■ Exercise requirements
Please report every line from the material that contains the word "data".

■ Task input
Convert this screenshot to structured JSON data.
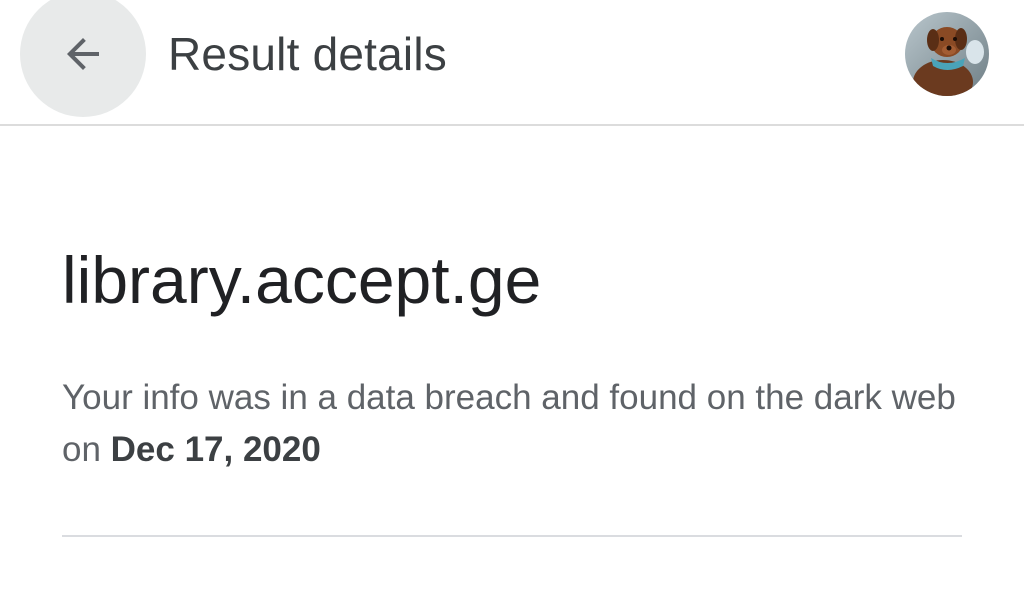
{
  "header": {
    "title": "Result details",
    "back_icon": "arrow-back-icon",
    "avatar_icon": "profile-avatar"
  },
  "result": {
    "site": "library.accept.ge",
    "message_prefix": "Your info was in a data breach and found on the dark web on ",
    "date": "Dec 17, 2020"
  },
  "colors": {
    "title": "#3c4043",
    "site": "#202124",
    "body_text": "#5f6368",
    "divider": "#dadce0",
    "back_button_bg": "#e8eaea"
  }
}
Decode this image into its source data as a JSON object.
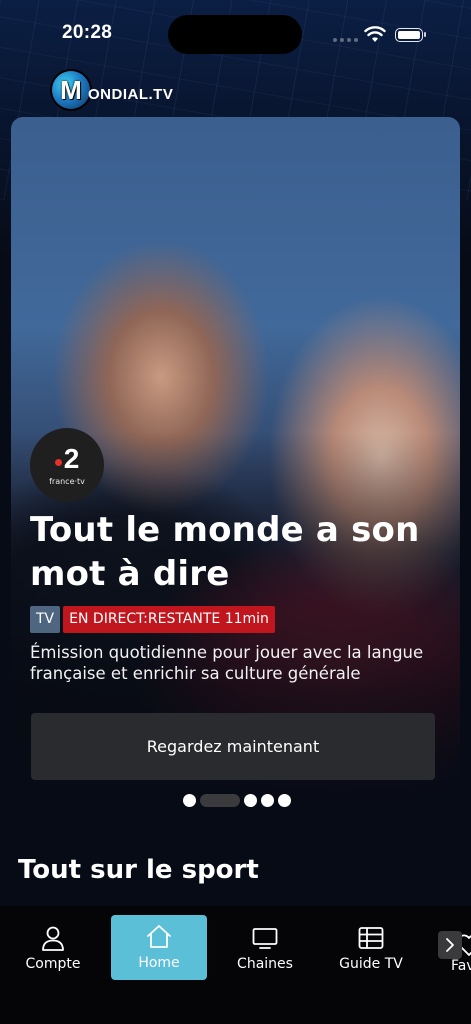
{
  "status_bar": {
    "time": "20:28"
  },
  "logo": {
    "globe_letter": "M",
    "text": "ONDIAL.TV"
  },
  "hero": {
    "channel_number": "2",
    "channel_name": "france·tv",
    "title": "Tout le monde a son mot à dire",
    "tag_type": "TV",
    "tag_live": "EN DIRECT:RESTANTE 11min",
    "description": "Émission quotidienne pour jouer avec la langue française et enrichir sa culture générale",
    "watch_button": "Regardez maintenant",
    "carousel": {
      "count": 5,
      "active_index": 1
    }
  },
  "section": {
    "title": "Tout sur le sport"
  },
  "bottom_nav": {
    "items": [
      {
        "label": "Compte",
        "icon": "person-icon"
      },
      {
        "label": "Home",
        "icon": "home-icon"
      },
      {
        "label": "Chaines",
        "icon": "tv-icon"
      },
      {
        "label": "Guide TV",
        "icon": "grid-icon"
      },
      {
        "label": "Fav",
        "icon": "heart-icon"
      }
    ],
    "active": "Home"
  },
  "colors": {
    "accent": "#5bbfd8",
    "live_tag": "#c1161d",
    "tv_tag": "#4f6680",
    "background": "#070b16"
  }
}
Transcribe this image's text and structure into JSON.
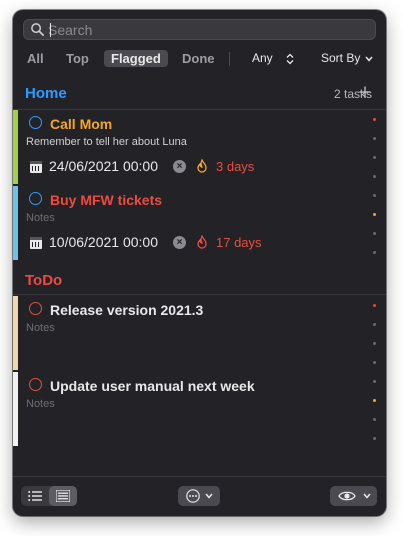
{
  "search": {
    "placeholder": "Search"
  },
  "filters": {
    "all": "All",
    "top": "Top",
    "flagged": "Flagged",
    "done": "Done",
    "any": "Any",
    "sort": "Sort By"
  },
  "sections": [
    {
      "name": "Home",
      "color": "#2f9bff",
      "count": "2 tasks"
    },
    {
      "name": "ToDo",
      "color": "#ef4a3e"
    }
  ],
  "tasks": [
    {
      "title": "Call Mom",
      "title_color": "#f5a623",
      "bar": "#a3d14a",
      "circle": "#2f9bff",
      "notes": "Remember to tell her about Luna",
      "due": "24/06/2021 00:00",
      "days": "3 days"
    },
    {
      "title": "Buy MFW tickets",
      "title_color": "#ef4a3e",
      "bar": "#6cc3ea",
      "circle": "#2f9bff",
      "notes": "Notes",
      "due": "10/06/2021 00:00",
      "days": "17 days"
    },
    {
      "title": "Release version 2021.3",
      "title_color": "#e8e8ea",
      "bar": "#f0d6aa",
      "circle": "#ef4a3e",
      "notes": "Notes"
    },
    {
      "title": "Update user manual next week",
      "title_color": "#e8e8ea",
      "bar": "#f2f2f2",
      "circle": "#ef4a3e",
      "notes": "Notes"
    }
  ],
  "icons": {
    "search": "search-icon",
    "add": "plus-icon",
    "calendar": "calendar-icon",
    "clear": "clear-x-icon",
    "flame": "flame-icon",
    "list": "list-icon",
    "grid": "compact-list-icon",
    "more": "ellipsis-icon",
    "eye": "eye-icon"
  }
}
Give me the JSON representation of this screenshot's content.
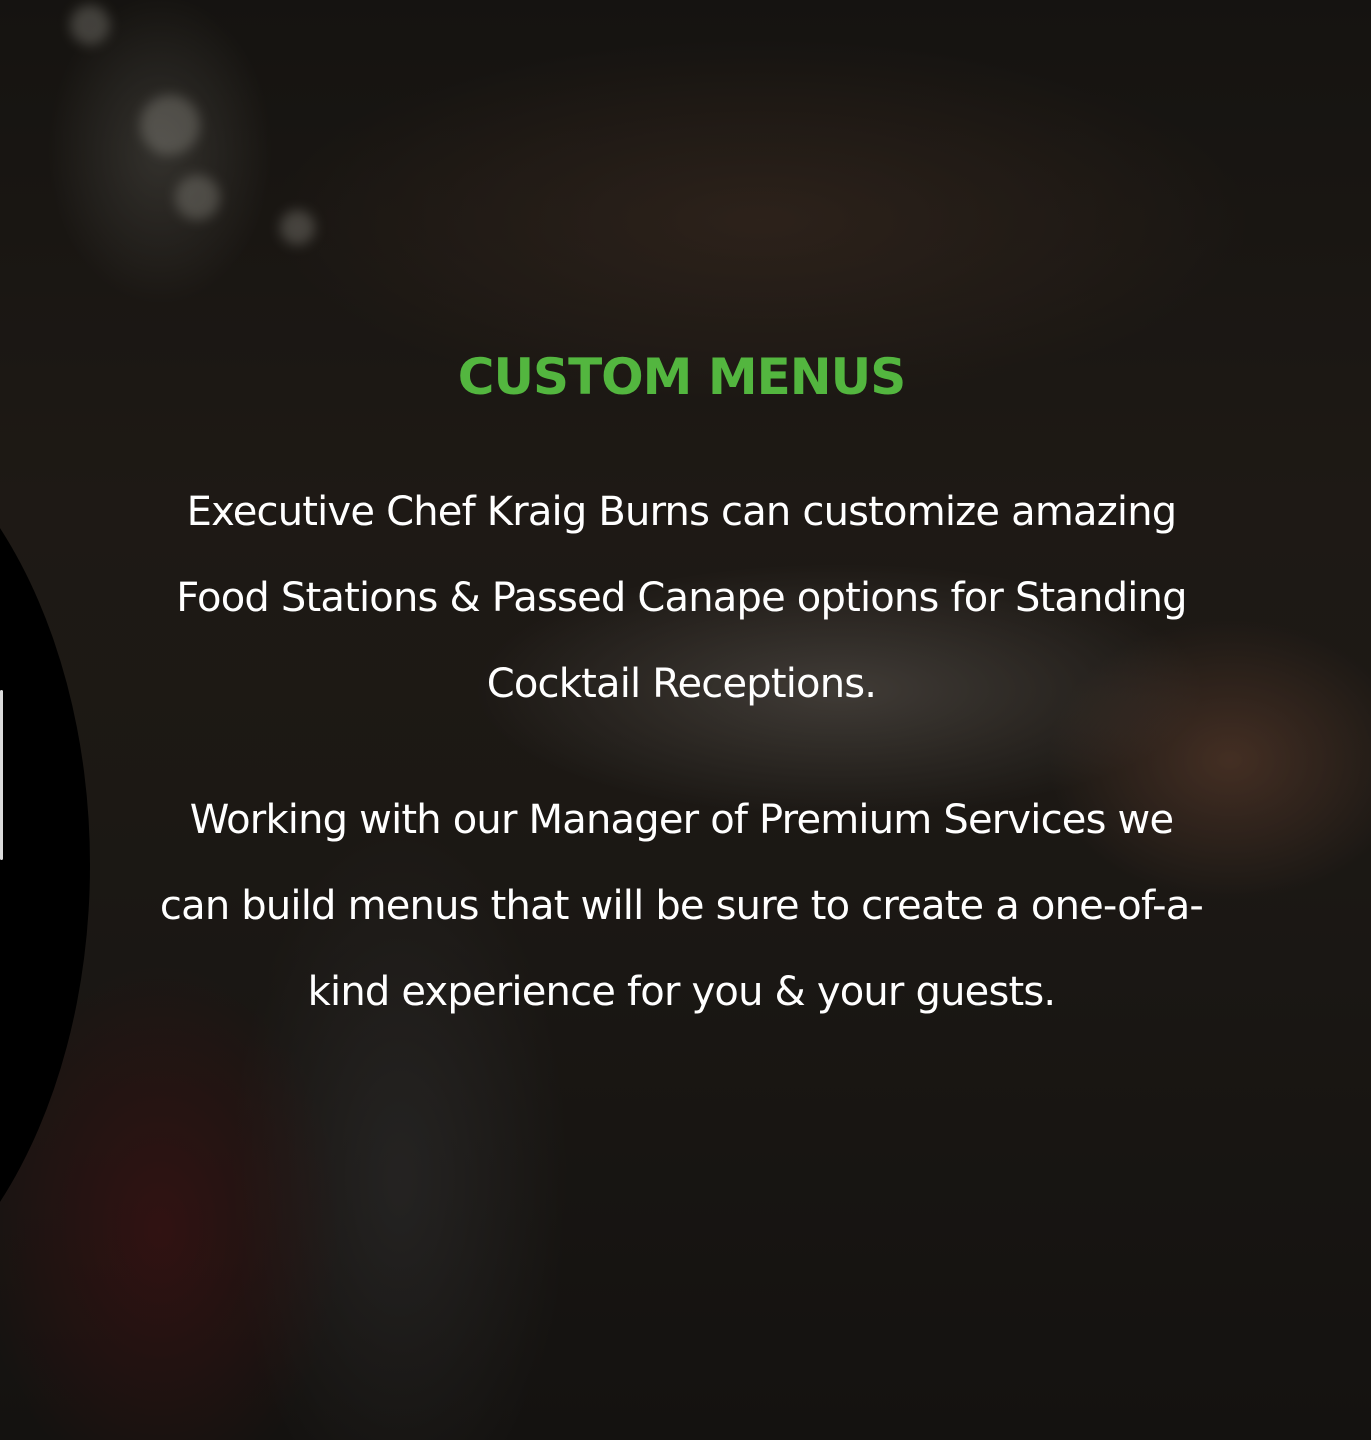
{
  "colors": {
    "title": "#53b63f",
    "body_text": "#ffffff",
    "background_dark": "#1d1a17"
  },
  "section": {
    "title": "CUSTOM MENUS",
    "paragraphs": [
      "Executive Chef Kraig Burns can customize amazing Food Stations & Passed Canape options for Standing Cocktail Receptions.",
      "Working with our Manager of Premium Services we can build menus that will be sure to create a one-of-a-kind experience for you & your guests."
    ]
  }
}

■ Expected answer
Convert this screenshot to structured JSON data.
    "message_prefix": "Your info was in a data breach and found on the dark web on ",
Decode this image into its source data as a JSON object.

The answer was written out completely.